- TASK INSTRUCTIONS:
Copy all the entries below exactly, but not the pictures.
# # # # # # #
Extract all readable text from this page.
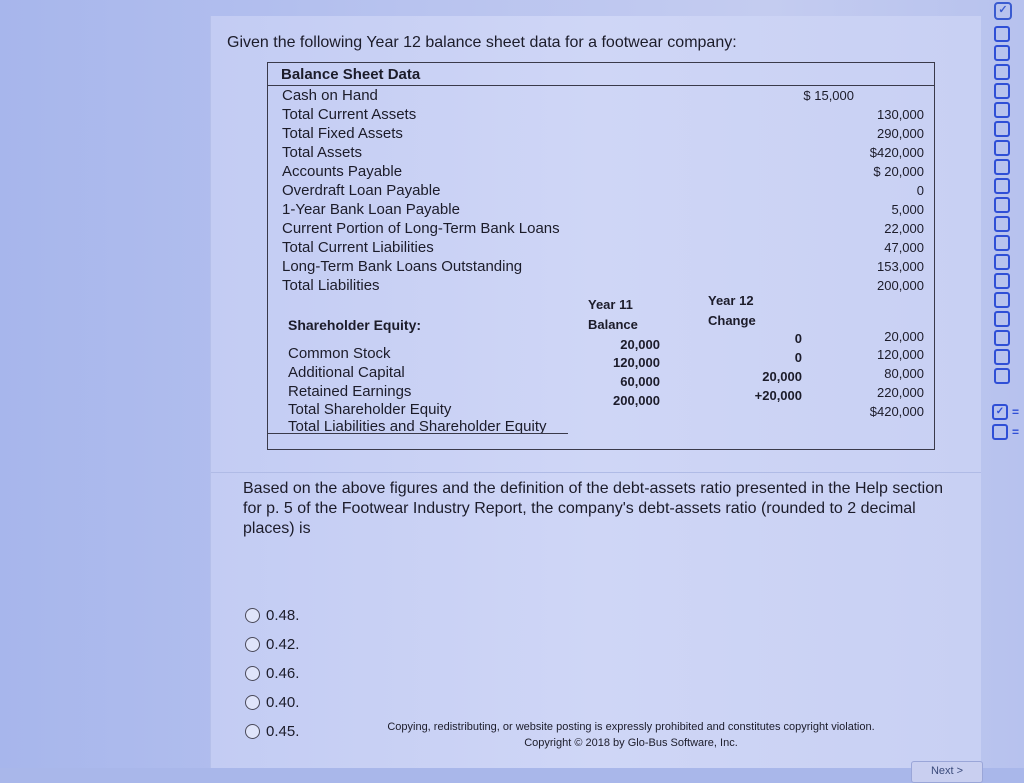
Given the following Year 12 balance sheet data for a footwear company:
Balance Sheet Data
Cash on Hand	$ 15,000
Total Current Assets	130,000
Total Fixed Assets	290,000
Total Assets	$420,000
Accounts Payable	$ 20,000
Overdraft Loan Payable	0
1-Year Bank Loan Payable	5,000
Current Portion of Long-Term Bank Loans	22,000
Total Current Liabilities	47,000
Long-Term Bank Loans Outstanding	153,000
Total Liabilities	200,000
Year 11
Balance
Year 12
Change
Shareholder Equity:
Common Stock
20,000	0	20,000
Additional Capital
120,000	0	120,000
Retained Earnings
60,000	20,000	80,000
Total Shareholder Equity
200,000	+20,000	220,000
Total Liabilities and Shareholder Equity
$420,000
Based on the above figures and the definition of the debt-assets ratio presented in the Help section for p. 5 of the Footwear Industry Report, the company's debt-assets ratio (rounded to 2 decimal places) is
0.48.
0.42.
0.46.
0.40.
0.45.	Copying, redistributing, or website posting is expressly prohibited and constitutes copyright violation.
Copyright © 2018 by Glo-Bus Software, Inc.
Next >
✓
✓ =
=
# # # # # # #
- WRITTEN RESPONSE:
Extract all readable text from this page.
Given the following Year 12 balance sheet data for a footwear company:
Balance Sheet Data
Cash on Hand	$ 15,000
Total Current Assets	130,000
Total Fixed Assets	290,000
Total Assets	$420,000
Accounts Payable	$ 20,000
Overdraft Loan Payable	0
1-Year Bank Loan Payable	5,000
Current Portion of Long-Term Bank Loans	22,000
Total Current Liabilities	47,000
Long-Term Bank Loans Outstanding	153,000
Total Liabilities	200,000
Year 11
Balance
Year 12
Change
Shareholder Equity:
Common Stock
20,000	0	20,000
Additional Capital
120,000	0	120,000
Retained Earnings
60,000	20,000	80,000
Total Shareholder Equity
200,000	+20,000	220,000
Total Liabilities and Shareholder Equity
$420,000
Based on the above figures and the definition of the debt-assets ratio presented in the Help section for p. 5 of the Footwear Industry Report, the company's debt-assets ratio (rounded to 2 decimal places) is
0.48.
0.42.
0.46.
0.40.
0.45.	Copying, redistributing, or website posting is expressly prohibited and constitutes copyright violation.
Copyright © 2018 by Glo-Bus Software, Inc.
Next >
✓
✓ =
=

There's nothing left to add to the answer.